● WHAT THE TASK REQUIRES
Please report every line from the material that contains the word "intercept".

● WORKING DATA
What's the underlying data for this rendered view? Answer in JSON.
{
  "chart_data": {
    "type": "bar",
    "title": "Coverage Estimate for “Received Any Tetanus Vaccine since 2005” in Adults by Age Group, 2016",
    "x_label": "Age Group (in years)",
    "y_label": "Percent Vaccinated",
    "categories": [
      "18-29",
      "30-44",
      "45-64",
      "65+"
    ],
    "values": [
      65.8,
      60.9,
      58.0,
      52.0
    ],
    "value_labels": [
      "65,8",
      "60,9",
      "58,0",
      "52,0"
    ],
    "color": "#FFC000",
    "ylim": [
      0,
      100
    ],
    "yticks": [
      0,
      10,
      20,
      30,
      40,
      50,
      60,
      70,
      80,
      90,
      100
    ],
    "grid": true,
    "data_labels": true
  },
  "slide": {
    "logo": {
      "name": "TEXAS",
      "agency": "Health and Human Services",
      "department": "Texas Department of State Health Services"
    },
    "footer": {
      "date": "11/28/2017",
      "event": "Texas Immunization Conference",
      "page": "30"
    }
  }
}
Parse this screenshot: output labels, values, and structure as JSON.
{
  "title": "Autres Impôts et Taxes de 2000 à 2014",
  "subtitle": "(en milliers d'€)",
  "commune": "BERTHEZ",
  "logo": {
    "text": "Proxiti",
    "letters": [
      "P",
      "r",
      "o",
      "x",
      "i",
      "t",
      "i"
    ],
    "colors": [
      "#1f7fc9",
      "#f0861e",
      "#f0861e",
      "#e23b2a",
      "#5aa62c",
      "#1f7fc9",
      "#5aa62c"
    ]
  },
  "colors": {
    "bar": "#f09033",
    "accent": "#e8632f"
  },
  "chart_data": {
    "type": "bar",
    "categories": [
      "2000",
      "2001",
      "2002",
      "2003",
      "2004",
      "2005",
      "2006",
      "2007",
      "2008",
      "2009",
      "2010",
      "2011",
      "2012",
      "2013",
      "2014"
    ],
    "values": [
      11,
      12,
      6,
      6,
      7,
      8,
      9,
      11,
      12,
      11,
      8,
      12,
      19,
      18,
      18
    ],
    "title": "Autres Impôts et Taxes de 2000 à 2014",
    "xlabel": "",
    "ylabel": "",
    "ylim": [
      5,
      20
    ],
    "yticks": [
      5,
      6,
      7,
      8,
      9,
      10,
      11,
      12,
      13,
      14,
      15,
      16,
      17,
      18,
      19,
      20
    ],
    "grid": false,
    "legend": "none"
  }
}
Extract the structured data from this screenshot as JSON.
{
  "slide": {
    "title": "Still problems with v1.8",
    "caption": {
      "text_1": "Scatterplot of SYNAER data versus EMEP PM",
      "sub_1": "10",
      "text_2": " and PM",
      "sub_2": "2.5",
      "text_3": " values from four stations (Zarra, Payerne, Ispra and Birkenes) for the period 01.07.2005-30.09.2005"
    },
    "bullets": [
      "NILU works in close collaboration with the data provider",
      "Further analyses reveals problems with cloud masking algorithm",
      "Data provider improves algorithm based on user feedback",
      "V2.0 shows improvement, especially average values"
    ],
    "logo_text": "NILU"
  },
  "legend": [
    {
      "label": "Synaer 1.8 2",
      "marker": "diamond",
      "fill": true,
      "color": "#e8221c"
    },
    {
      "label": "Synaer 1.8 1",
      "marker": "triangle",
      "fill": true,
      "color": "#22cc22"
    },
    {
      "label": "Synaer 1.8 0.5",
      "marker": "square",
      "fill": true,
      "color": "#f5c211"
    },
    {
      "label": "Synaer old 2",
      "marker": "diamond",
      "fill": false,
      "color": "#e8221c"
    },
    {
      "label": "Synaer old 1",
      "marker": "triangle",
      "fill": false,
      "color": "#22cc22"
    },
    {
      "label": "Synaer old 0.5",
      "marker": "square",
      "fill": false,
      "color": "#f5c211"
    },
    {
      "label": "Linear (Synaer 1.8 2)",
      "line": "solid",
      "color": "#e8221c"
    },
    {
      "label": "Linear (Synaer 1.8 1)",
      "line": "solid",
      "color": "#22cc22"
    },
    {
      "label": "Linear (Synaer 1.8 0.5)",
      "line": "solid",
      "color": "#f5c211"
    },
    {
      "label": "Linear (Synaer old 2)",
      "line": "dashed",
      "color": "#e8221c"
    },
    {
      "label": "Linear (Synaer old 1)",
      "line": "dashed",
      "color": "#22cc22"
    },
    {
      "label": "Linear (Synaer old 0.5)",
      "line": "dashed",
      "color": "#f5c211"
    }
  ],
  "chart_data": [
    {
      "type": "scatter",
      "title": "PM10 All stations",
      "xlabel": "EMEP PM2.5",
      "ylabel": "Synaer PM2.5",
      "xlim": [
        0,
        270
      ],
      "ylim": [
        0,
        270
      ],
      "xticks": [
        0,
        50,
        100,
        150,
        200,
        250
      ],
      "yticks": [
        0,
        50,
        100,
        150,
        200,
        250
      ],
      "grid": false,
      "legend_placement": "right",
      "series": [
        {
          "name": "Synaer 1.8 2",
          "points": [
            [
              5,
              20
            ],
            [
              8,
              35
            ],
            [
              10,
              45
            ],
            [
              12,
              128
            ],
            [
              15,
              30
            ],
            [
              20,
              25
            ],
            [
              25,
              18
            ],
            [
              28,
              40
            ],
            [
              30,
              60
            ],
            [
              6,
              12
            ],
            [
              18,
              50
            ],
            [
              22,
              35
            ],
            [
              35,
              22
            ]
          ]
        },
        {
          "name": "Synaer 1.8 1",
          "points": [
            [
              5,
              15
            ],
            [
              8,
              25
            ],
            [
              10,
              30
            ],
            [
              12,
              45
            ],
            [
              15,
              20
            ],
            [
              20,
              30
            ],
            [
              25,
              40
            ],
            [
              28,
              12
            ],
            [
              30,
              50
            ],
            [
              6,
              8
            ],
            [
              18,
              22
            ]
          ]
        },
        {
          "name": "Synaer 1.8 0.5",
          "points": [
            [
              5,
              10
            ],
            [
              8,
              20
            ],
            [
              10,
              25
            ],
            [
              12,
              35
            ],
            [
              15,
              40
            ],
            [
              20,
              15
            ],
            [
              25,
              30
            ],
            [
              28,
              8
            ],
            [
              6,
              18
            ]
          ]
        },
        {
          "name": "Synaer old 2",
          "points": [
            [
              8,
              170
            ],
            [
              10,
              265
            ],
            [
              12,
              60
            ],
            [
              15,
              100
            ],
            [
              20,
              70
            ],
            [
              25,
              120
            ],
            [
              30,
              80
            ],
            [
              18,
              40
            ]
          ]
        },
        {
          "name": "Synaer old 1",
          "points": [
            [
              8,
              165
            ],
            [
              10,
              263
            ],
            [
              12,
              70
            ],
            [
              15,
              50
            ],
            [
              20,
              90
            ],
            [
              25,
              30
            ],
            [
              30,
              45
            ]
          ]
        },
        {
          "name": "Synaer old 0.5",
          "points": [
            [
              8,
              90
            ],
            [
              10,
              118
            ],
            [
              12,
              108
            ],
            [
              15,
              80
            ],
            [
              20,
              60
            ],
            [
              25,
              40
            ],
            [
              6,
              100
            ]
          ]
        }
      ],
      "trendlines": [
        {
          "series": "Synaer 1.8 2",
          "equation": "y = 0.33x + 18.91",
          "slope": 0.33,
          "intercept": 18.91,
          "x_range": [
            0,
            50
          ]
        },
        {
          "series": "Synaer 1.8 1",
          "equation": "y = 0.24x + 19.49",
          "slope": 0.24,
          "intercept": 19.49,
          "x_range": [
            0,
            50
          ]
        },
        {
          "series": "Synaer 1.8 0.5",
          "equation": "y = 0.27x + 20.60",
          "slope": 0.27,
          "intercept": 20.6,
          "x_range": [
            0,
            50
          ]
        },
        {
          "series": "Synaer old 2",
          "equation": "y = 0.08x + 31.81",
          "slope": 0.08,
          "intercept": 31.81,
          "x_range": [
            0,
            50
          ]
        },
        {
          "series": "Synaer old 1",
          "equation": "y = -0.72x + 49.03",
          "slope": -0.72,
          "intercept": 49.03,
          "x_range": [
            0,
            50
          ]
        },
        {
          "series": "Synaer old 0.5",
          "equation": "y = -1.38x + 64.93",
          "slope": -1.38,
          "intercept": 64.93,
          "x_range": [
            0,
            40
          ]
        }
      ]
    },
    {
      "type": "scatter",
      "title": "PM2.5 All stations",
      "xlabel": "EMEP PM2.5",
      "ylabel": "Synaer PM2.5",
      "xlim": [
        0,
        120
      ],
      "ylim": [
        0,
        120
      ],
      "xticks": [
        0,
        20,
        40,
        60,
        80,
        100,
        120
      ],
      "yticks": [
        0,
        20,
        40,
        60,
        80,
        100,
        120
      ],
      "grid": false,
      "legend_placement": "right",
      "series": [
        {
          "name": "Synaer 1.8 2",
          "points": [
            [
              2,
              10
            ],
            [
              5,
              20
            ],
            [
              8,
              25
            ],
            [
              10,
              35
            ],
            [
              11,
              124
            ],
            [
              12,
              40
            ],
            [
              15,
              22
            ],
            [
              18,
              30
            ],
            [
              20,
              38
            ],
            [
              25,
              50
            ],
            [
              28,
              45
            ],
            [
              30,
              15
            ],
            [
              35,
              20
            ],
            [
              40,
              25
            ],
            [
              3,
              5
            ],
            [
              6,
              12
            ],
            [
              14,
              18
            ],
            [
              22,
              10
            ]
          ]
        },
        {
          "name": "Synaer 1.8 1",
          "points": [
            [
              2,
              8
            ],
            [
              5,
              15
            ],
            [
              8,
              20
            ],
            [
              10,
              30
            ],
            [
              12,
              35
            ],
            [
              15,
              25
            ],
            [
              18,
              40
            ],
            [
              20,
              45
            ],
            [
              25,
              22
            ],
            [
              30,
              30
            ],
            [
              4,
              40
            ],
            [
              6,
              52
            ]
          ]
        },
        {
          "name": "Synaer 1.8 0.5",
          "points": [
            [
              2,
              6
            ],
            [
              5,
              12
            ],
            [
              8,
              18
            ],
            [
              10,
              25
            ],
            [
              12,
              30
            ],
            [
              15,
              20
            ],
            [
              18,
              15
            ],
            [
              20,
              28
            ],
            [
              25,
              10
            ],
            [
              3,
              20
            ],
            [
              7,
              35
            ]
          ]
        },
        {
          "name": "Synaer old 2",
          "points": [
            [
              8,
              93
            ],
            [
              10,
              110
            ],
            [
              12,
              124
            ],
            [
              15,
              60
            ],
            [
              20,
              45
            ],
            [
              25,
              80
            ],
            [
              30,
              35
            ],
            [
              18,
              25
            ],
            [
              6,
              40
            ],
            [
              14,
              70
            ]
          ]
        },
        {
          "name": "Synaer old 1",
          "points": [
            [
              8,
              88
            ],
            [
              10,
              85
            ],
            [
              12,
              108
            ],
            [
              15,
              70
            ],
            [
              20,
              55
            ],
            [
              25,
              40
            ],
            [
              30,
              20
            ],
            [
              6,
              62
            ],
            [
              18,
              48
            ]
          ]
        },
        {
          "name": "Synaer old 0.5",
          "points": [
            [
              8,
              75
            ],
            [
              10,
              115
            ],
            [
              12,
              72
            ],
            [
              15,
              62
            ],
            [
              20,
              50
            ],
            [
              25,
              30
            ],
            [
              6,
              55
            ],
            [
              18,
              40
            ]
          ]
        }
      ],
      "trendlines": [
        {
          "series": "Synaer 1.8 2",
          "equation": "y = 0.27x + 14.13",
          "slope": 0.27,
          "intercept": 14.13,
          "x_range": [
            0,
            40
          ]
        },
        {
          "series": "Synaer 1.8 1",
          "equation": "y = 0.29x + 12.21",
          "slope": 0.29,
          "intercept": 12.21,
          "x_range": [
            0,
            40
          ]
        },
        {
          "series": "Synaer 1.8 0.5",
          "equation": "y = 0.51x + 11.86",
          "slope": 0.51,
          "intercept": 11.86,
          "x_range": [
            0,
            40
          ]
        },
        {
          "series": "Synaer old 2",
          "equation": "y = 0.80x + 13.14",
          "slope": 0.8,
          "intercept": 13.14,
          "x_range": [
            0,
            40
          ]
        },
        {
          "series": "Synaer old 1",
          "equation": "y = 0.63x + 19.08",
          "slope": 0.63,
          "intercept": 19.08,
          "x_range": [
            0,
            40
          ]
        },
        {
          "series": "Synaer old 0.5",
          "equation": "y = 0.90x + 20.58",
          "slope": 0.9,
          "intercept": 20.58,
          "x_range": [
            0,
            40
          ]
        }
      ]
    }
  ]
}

● OUTPUT
          "intercept": 18.91,
          "intercept": 19.49,
          "intercept": 20.6,
          "intercept": 31.81,
          "intercept": 49.03,
          "intercept": 64.93,
          "intercept": 14.13,
          "intercept": 12.21,
          "intercept": 11.86,
          "intercept": 13.14,
          "intercept": 19.08,
          "intercept": 20.58,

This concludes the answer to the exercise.